◆ Your objective ◆
Scan the data. Collect each line that contains the word "demandeur".

◆ Record set ◆
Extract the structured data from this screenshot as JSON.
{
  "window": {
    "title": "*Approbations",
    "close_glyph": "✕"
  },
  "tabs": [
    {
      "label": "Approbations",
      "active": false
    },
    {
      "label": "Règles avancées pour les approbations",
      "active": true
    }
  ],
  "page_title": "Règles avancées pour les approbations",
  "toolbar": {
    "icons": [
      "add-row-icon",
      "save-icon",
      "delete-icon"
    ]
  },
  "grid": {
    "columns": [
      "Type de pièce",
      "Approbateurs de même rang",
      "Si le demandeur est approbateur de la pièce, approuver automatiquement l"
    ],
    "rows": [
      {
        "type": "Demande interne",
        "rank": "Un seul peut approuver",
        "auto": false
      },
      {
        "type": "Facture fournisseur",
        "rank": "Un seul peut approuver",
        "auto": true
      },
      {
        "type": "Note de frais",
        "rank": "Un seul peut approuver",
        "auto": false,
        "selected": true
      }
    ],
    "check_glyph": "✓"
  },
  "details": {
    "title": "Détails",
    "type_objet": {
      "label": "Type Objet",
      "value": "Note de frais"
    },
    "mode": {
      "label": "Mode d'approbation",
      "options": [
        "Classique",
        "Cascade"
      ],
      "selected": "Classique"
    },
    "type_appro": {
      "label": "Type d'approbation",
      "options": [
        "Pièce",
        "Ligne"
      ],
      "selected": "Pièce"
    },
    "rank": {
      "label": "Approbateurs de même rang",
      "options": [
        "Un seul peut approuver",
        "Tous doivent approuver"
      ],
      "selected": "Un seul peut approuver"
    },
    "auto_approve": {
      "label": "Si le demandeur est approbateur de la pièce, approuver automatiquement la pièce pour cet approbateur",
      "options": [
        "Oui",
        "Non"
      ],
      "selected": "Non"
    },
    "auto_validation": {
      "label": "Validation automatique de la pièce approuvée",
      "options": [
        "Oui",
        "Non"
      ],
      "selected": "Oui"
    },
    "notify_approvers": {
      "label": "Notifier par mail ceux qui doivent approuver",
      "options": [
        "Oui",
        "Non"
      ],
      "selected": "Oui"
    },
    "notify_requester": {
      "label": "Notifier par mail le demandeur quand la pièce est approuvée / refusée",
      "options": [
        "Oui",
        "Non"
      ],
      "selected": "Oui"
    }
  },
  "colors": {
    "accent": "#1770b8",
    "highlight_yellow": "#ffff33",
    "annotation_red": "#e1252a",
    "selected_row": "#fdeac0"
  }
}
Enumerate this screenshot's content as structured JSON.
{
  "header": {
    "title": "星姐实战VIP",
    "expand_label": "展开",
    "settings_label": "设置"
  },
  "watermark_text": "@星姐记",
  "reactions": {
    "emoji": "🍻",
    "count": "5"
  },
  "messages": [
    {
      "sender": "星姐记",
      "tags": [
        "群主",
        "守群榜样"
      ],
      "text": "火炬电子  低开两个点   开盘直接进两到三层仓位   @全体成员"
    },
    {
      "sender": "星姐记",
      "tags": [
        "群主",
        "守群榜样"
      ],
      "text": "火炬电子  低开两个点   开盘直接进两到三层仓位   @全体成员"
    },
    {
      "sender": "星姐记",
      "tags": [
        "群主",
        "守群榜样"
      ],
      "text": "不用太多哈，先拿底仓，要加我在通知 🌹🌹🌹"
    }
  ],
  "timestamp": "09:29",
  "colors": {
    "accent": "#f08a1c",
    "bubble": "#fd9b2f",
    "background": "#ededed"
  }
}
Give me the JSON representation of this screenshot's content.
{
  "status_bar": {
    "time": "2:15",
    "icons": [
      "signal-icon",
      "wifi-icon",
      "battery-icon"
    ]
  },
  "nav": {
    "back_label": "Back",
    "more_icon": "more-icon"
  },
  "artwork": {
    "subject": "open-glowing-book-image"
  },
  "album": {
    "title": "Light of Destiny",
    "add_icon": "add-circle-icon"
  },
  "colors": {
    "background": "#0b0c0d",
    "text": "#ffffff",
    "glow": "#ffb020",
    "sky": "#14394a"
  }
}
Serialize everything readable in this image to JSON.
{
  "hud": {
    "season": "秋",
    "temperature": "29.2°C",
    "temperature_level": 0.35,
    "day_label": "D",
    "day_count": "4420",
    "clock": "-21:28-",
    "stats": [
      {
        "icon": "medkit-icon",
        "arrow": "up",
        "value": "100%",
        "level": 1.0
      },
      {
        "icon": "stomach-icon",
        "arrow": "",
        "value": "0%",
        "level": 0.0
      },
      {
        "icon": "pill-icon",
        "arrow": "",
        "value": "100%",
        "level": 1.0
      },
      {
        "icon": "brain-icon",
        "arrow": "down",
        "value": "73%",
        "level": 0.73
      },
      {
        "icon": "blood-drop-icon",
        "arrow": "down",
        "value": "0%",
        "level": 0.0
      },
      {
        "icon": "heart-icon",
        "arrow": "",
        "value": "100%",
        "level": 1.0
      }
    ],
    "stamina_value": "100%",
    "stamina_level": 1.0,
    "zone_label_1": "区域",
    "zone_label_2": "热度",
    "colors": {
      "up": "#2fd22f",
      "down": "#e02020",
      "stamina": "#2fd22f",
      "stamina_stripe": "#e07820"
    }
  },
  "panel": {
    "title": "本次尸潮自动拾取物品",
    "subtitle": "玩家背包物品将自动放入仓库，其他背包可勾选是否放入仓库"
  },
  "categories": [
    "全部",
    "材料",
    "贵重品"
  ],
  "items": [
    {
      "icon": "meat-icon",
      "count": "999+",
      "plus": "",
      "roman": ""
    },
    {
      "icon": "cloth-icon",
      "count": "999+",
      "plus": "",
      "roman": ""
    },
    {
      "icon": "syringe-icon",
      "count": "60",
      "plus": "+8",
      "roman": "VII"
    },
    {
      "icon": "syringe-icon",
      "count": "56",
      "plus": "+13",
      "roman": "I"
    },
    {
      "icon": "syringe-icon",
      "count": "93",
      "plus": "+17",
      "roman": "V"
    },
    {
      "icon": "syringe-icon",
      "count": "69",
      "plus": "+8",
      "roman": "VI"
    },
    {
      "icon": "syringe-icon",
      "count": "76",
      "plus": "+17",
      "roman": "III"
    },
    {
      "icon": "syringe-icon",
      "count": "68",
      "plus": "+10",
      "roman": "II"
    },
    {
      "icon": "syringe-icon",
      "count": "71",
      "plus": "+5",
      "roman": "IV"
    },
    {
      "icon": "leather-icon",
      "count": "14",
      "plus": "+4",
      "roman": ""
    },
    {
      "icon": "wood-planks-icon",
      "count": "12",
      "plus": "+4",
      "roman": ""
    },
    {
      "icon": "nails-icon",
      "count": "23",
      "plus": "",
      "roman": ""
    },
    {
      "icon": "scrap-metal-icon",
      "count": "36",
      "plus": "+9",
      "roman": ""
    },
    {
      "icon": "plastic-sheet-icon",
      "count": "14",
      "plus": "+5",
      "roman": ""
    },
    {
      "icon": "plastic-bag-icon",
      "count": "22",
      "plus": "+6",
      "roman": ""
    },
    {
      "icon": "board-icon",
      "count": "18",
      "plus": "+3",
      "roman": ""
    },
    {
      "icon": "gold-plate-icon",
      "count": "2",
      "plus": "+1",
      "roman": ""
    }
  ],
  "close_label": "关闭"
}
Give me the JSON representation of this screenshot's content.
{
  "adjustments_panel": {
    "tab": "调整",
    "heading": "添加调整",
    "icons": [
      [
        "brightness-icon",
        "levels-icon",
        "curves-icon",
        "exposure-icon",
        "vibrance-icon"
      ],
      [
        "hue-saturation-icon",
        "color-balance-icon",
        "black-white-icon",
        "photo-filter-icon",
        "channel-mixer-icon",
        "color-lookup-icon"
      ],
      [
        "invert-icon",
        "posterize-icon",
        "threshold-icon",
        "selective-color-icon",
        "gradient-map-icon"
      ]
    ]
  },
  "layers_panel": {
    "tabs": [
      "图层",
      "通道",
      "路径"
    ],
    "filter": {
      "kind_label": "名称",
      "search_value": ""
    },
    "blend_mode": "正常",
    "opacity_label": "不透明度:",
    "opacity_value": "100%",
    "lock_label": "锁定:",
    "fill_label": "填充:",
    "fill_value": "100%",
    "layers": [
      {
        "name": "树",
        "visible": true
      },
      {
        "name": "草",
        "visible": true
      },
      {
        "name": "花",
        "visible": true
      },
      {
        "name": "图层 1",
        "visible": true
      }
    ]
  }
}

◆ Output of the exercise ◆
      "Si le demandeur est approbateur de la pièce, approuver automatiquement l"
      "label": "Si le demandeur est approbateur de la pièce, approuver automatiquement la pièce pour cet approbateur",
      "label": "Notifier par mail le demandeur quand la pièce est approuvée / refusée",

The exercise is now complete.